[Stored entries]
··········
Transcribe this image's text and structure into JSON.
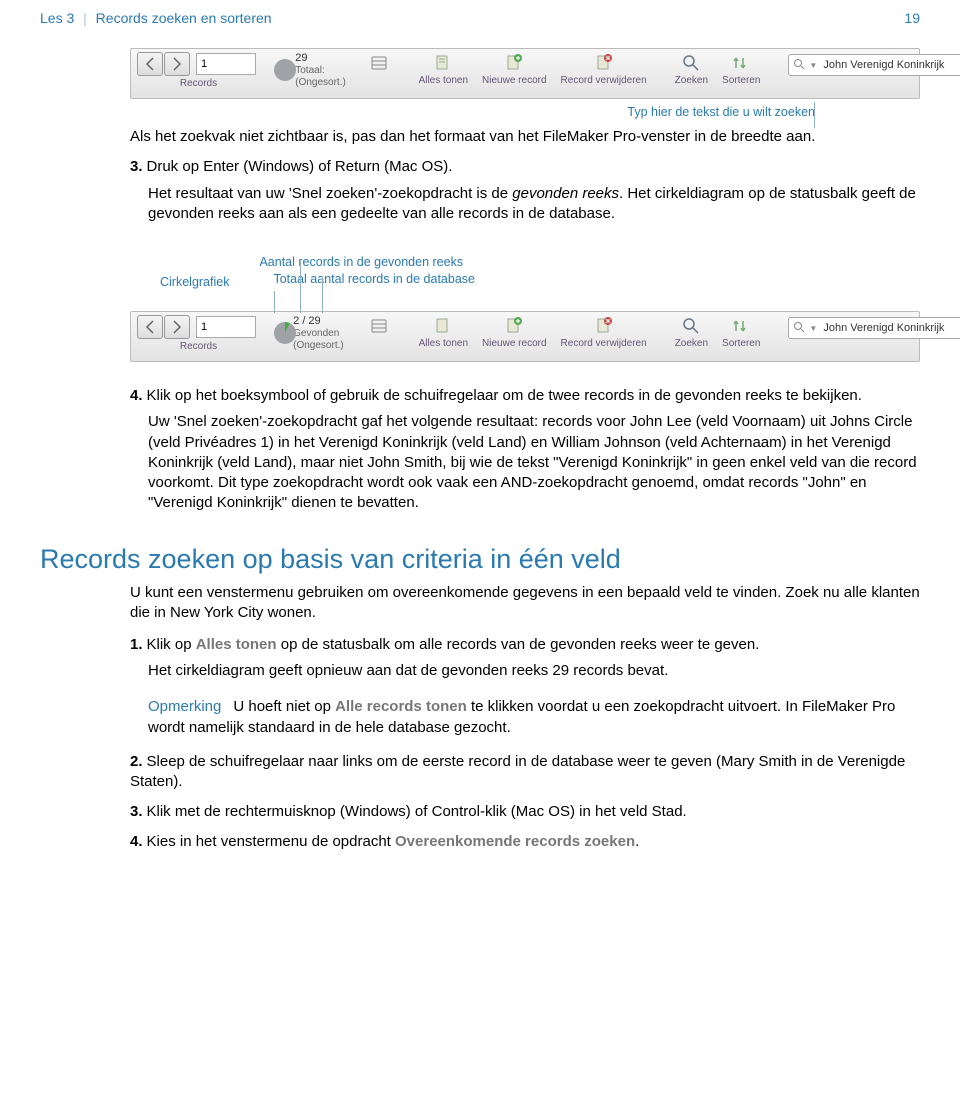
{
  "header": {
    "lesson": "Les 3",
    "title": "Records zoeken en sorteren",
    "page": "19"
  },
  "callout_search": "Typ hier de tekst die u wilt zoeken",
  "toolbar1": {
    "record_value": "1",
    "total": "29",
    "status": "Totaal: (Ongesort.)",
    "records_label": "Records",
    "alles_tonen": "Alles tonen",
    "nieuwe_record": "Nieuwe record",
    "record_verwijderen": "Record verwijderen",
    "zoeken": "Zoeken",
    "sorteren": "Sorteren",
    "search_value": "John Verenigd Koninkrijk"
  },
  "para1": "Als het zoekvak niet zichtbaar is, pas dan het formaat van het FileMaker Pro-venster in de breedte aan.",
  "step3_num": "3.",
  "step3": "Druk op Enter (Windows) of Return (Mac OS).",
  "step3_sub_a": "Het resultaat van uw 'Snel zoeken'-zoekopdracht is de ",
  "step3_sub_b": "gevonden reeks",
  "step3_sub_c": ". Het cirkeldiagram op de statusbalk geeft de gevonden reeks aan als een gedeelte van alle records in de database.",
  "callouts2": {
    "cirkel": "Cirkelgrafiek",
    "aantal": "Aantal records in de gevonden reeks",
    "totaal": "Totaal aantal records in de database"
  },
  "toolbar2": {
    "record_value": "1",
    "found_total": "2 / 29",
    "status": "Gevonden (Ongesort.)",
    "records_label": "Records",
    "alles_tonen": "Alles tonen",
    "nieuwe_record": "Nieuwe record",
    "record_verwijderen": "Record verwijderen",
    "zoeken": "Zoeken",
    "sorteren": "Sorteren",
    "search_value": "John Verenigd Koninkrijk"
  },
  "step4_num": "4.",
  "step4": "Klik op het boeksymbool of gebruik de schuifregelaar om de twee records in de gevonden reeks te bekijken.",
  "step4_sub": "Uw 'Snel zoeken'-zoekopdracht gaf het volgende resultaat: records voor John Lee (veld Voornaam) uit Johns Circle (veld Privéadres 1) in het Verenigd Koninkrijk (veld Land) en William Johnson (veld Achternaam) in het Verenigd Koninkrijk (veld Land), maar niet John Smith, bij wie de tekst \"Verenigd Koninkrijk\" in geen enkel veld van die record voorkomt. Dit type zoekopdracht wordt ook vaak een AND-zoekopdracht genoemd, omdat records \"John\" en \"Verenigd Koninkrijk\" dienen te bevatten.",
  "section2_title": "Records zoeken op basis van criteria in één veld",
  "section2_intro": "U kunt een venstermenu gebruiken om overeenkomende gegevens in een bepaald veld te vinden. Zoek nu alle klanten die in New York City wonen.",
  "s2_step1_num": "1.",
  "s2_step1_a": "Klik op ",
  "s2_step1_b": "Alles tonen",
  "s2_step1_c": " op de statusbalk om alle records van de gevonden reeks weer te geven.",
  "s2_step1_sub": "Het cirkeldiagram geeft opnieuw aan dat de gevonden reeks 29 records bevat.",
  "note_label": "Opmerking",
  "note_a": "U hoeft niet op ",
  "note_b": "Alle records tonen",
  "note_c": " te klikken voordat u een zoekopdracht uitvoert. In FileMaker Pro wordt namelijk standaard in de hele database gezocht.",
  "s2_step2_num": "2.",
  "s2_step2": "Sleep de schuifregelaar naar links om de eerste record in de database weer te geven (Mary Smith in de Verenigde Staten).",
  "s2_step3_num": "3.",
  "s2_step3": "Klik met de rechtermuisknop (Windows) of Control-klik (Mac OS) in het veld Stad.",
  "s2_step4_num": "4.",
  "s2_step4_a": "Kies in het venstermenu de opdracht ",
  "s2_step4_b": "Overeenkomende records zoeken",
  "s2_step4_c": "."
}
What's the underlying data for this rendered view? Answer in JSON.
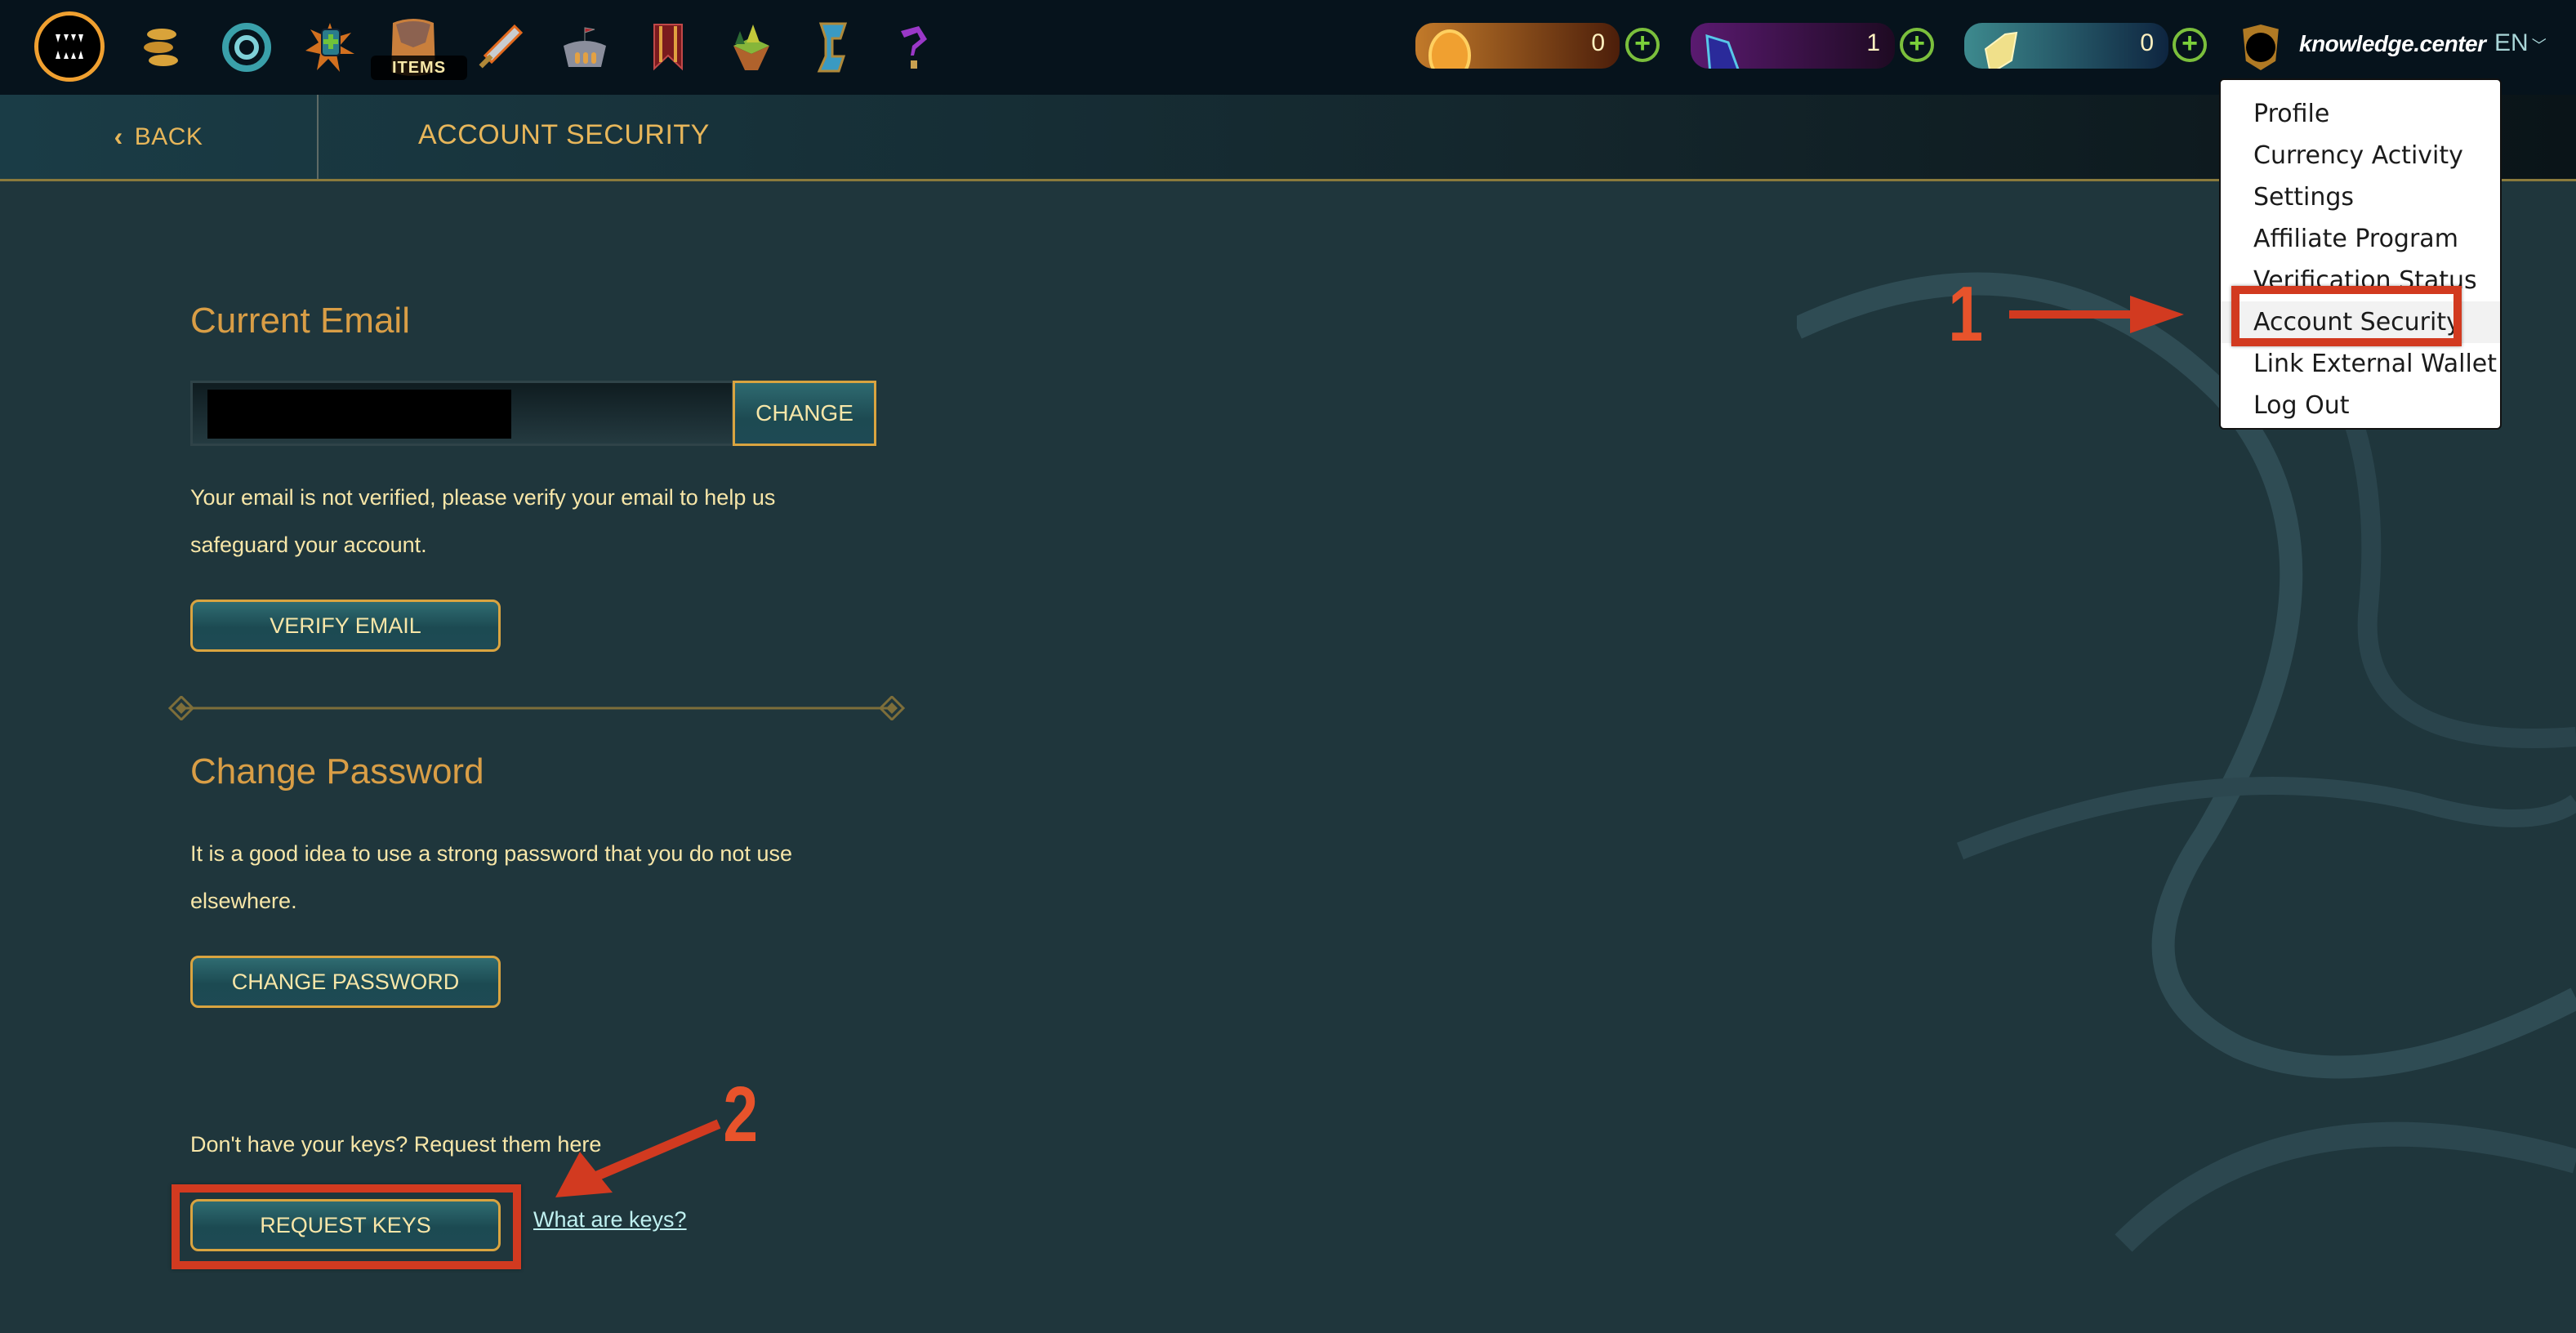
··········
Transcribe every line from the records above without alteration, and leave out the images.

Transcribe this image's text and structure into JSON.
{
  "header": {
    "lesson": "Les 3",
    "title": "Records zoeken en sorteren",
    "page": "19"
  },
  "callout_search": "Typ hier de tekst die u wilt zoeken",
  "toolbar1": {
    "record_value": "1",
    "total": "29",
    "status": "Totaal: (Ongesort.)",
    "records_label": "Records",
    "alles_tonen": "Alles tonen",
    "nieuwe_record": "Nieuwe record",
    "record_verwijderen": "Record verwijderen",
    "zoeken": "Zoeken",
    "sorteren": "Sorteren",
    "search_value": "John Verenigd Koninkrijk"
  },
  "para1": "Als het zoekvak niet zichtbaar is, pas dan het formaat van het FileMaker Pro-venster in de breedte aan.",
  "step3_num": "3.",
  "step3": "Druk op Enter (Windows) of Return (Mac OS).",
  "step3_sub_a": "Het resultaat van uw 'Snel zoeken'-zoekopdracht is de ",
  "step3_sub_b": "gevonden reeks",
  "step3_sub_c": ". Het cirkeldiagram op de statusbalk geeft de gevonden reeks aan als een gedeelte van alle records in de database.",
  "callouts2": {
    "cirkel": "Cirkelgrafiek",
    "aantal": "Aantal records in de gevonden reeks",
    "totaal": "Totaal aantal records in de database"
  },
  "toolbar2": {
    "record_value": "1",
    "found_total": "2 / 29",
    "status": "Gevonden (Ongesort.)",
    "records_label": "Records",
    "alles_tonen": "Alles tonen",
    "nieuwe_record": "Nieuwe record",
    "record_verwijderen": "Record verwijderen",
    "zoeken": "Zoeken",
    "sorteren": "Sorteren",
    "search_value": "John Verenigd Koninkrijk"
  },
  "step4_num": "4.",
  "step4": "Klik op het boeksymbool of gebruik de schuifregelaar om de twee records in de gevonden reeks te bekijken.",
  "step4_sub": "Uw 'Snel zoeken'-zoekopdracht gaf het volgende resultaat: records voor John Lee (veld Voornaam) uit Johns Circle (veld Privéadres 1) in het Verenigd Koninkrijk (veld Land) en William Johnson (veld Achternaam) in het Verenigd Koninkrijk (veld Land), maar niet John Smith, bij wie de tekst \"Verenigd Koninkrijk\" in geen enkel veld van die record voorkomt. Dit type zoekopdracht wordt ook vaak een AND-zoekopdracht genoemd, omdat records \"John\" en \"Verenigd Koninkrijk\" dienen te bevatten.",
  "section2_title": "Records zoeken op basis van criteria in één veld",
  "section2_intro": "U kunt een venstermenu gebruiken om overeenkomende gegevens in een bepaald veld te vinden. Zoek nu alle klanten die in New York City wonen.",
  "s2_step1_num": "1.",
  "s2_step1_a": "Klik op ",
  "s2_step1_b": "Alles tonen",
  "s2_step1_c": " op de statusbalk om alle records van de gevonden reeks weer te geven.",
  "s2_step1_sub": "Het cirkeldiagram geeft opnieuw aan dat de gevonden reeks 29 records bevat.",
  "note_label": "Opmerking",
  "note_a": "U hoeft niet op ",
  "note_b": "Alle records tonen",
  "note_c": " te klikken voordat u een zoekopdracht uitvoert. In FileMaker Pro wordt namelijk standaard in de hele database gezocht.",
  "s2_step2_num": "2.",
  "s2_step2": "Sleep de schuifregelaar naar links om de eerste record in de database weer te geven (Mary Smith in de Verenigde Staten).",
  "s2_step3_num": "3.",
  "s2_step3": "Klik met de rechtermuisknop (Windows) of Control-klik (Mac OS) in het veld Stad.",
  "s2_step4_num": "4.",
  "s2_step4_a": "Kies in het venstermenu de opdracht ",
  "s2_step4_b": "Overeenkomende records zoeken",
  "s2_step4_c": "."
}
What's the underlying data for this rendered view? Answer in JSON.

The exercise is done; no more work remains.